GIVEN TASK:
Will you give every entry again exactly as it stands?
── MATERIAL FOR THIS TASK
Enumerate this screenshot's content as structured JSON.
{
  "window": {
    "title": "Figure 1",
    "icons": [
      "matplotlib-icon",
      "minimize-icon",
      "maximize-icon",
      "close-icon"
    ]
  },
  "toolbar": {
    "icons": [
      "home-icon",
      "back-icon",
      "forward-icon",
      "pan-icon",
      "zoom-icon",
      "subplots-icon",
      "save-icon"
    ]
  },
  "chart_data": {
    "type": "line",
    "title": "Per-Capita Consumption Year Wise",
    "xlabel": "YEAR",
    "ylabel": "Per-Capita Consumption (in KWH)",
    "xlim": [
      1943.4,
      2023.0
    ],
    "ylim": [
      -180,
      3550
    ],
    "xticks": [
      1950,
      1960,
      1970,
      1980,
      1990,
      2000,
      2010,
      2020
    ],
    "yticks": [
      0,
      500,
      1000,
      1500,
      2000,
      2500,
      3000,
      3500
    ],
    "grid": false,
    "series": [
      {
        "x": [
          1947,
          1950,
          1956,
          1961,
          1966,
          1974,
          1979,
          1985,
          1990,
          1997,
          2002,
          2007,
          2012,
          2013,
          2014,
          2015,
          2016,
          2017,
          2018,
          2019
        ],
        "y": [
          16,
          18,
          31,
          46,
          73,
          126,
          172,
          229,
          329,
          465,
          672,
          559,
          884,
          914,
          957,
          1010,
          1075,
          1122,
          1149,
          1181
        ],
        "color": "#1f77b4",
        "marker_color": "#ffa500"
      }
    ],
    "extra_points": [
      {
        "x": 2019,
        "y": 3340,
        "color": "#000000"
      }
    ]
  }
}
────
OUTPUT:
Enumerate this screenshot's content as structured JSON.
{
  "window": {
    "title": "Figure 1",
    "icons": [
      "matplotlib-icon",
      "minimize-icon",
      "maximize-icon",
      "close-icon"
    ]
  },
  "toolbar": {
    "icons": [
      "home-icon",
      "back-icon",
      "forward-icon",
      "pan-icon",
      "zoom-icon",
      "subplots-icon",
      "save-icon"
    ]
  },
  "chart_data": {
    "type": "line",
    "title": "Per-Capita Consumption Year Wise",
    "xlabel": "YEAR",
    "ylabel": "Per-Capita Consumption (in KWH)",
    "xlim": [
      1943.4,
      2023.0
    ],
    "ylim": [
      -180,
      3550
    ],
    "xticks": [
      1950,
      1960,
      1970,
      1980,
      1990,
      2000,
      2010,
      2020
    ],
    "yticks": [
      0,
      500,
      1000,
      1500,
      2000,
      2500,
      3000,
      3500
    ],
    "grid": false,
    "series": [
      {
        "x": [
          1947,
          1950,
          1956,
          1961,
          1966,
          1974,
          1979,
          1985,
          1990,
          1997,
          2002,
          2007,
          2012,
          2013,
          2014,
          2015,
          2016,
          2017,
          2018,
          2019
        ],
        "y": [
          16,
          18,
          31,
          46,
          73,
          126,
          172,
          229,
          329,
          465,
          672,
          559,
          884,
          914,
          957,
          1010,
          1075,
          1122,
          1149,
          1181
        ],
        "color": "#1f77b4",
        "marker_color": "#ffa500"
      }
    ],
    "extra_points": [
      {
        "x": 2019,
        "y": 3340,
        "color": "#000000"
      }
    ]
  }
}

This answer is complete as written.